-- BEGIN DATA PROVIDED --

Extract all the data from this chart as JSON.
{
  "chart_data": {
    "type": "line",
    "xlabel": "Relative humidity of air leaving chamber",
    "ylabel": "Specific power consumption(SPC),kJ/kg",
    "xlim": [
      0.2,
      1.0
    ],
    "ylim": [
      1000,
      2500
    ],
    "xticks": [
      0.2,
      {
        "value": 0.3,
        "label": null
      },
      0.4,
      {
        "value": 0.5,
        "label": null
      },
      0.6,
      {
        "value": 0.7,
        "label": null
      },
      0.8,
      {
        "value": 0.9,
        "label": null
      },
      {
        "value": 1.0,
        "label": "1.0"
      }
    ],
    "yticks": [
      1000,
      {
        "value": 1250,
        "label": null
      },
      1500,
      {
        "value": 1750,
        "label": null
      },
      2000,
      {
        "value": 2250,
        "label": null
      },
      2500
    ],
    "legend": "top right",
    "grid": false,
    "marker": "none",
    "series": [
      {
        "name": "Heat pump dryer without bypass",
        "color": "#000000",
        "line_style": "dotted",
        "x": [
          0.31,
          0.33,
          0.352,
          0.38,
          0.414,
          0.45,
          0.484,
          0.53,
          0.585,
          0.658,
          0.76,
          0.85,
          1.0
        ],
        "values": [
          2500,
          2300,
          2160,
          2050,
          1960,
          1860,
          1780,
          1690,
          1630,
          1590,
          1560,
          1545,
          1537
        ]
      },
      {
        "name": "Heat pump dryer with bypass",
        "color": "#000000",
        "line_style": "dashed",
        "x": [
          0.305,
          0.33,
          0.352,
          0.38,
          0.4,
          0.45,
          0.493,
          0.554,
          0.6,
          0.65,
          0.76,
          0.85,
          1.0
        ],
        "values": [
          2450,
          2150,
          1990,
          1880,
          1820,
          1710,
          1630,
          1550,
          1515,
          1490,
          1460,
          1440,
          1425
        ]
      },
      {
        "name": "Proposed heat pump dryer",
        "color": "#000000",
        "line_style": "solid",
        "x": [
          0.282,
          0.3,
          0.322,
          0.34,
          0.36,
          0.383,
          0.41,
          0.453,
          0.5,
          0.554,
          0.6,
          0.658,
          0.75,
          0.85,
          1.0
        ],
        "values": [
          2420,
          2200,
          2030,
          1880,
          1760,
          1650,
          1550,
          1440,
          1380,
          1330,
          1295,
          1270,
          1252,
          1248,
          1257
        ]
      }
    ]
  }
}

-- END DATA PROVIDED --

_AIM_
Write out the material exactly as given.

_SOLVED PROBLEM_
Extract all the data from this chart as JSON.
{
  "chart_data": {
    "type": "line",
    "xlabel": "Relative humidity of air leaving chamber",
    "ylabel": "Specific power consumption(SPC),kJ/kg",
    "xlim": [
      0.2,
      1.0
    ],
    "ylim": [
      1000,
      2500
    ],
    "xticks": [
      0.2,
      {
        "value": 0.3,
        "label": null
      },
      0.4,
      {
        "value": 0.5,
        "label": null
      },
      0.6,
      {
        "value": 0.7,
        "label": null
      },
      0.8,
      {
        "value": 0.9,
        "label": null
      },
      {
        "value": 1.0,
        "label": "1.0"
      }
    ],
    "yticks": [
      1000,
      {
        "value": 1250,
        "label": null
      },
      1500,
      {
        "value": 1750,
        "label": null
      },
      2000,
      {
        "value": 2250,
        "label": null
      },
      2500
    ],
    "legend": "top right",
    "grid": false,
    "marker": "none",
    "series": [
      {
        "name": "Heat pump dryer without bypass",
        "color": "#000000",
        "line_style": "dotted",
        "x": [
          0.31,
          0.33,
          0.352,
          0.38,
          0.414,
          0.45,
          0.484,
          0.53,
          0.585,
          0.658,
          0.76,
          0.85,
          1.0
        ],
        "values": [
          2500,
          2300,
          2160,
          2050,
          1960,
          1860,
          1780,
          1690,
          1630,
          1590,
          1560,
          1545,
          1537
        ]
      },
      {
        "name": "Heat pump dryer with bypass",
        "color": "#000000",
        "line_style": "dashed",
        "x": [
          0.305,
          0.33,
          0.352,
          0.38,
          0.4,
          0.45,
          0.493,
          0.554,
          0.6,
          0.65,
          0.76,
          0.85,
          1.0
        ],
        "values": [
          2450,
          2150,
          1990,
          1880,
          1820,
          1710,
          1630,
          1550,
          1515,
          1490,
          1460,
          1440,
          1425
        ]
      },
      {
        "name": "Proposed heat pump dryer",
        "color": "#000000",
        "line_style": "solid",
        "x": [
          0.282,
          0.3,
          0.322,
          0.34,
          0.36,
          0.383,
          0.41,
          0.453,
          0.5,
          0.554,
          0.6,
          0.658,
          0.75,
          0.85,
          1.0
        ],
        "values": [
          2420,
          2200,
          2030,
          1880,
          1760,
          1650,
          1550,
          1440,
          1380,
          1330,
          1295,
          1270,
          1252,
          1248,
          1257
        ]
      }
    ]
  }
}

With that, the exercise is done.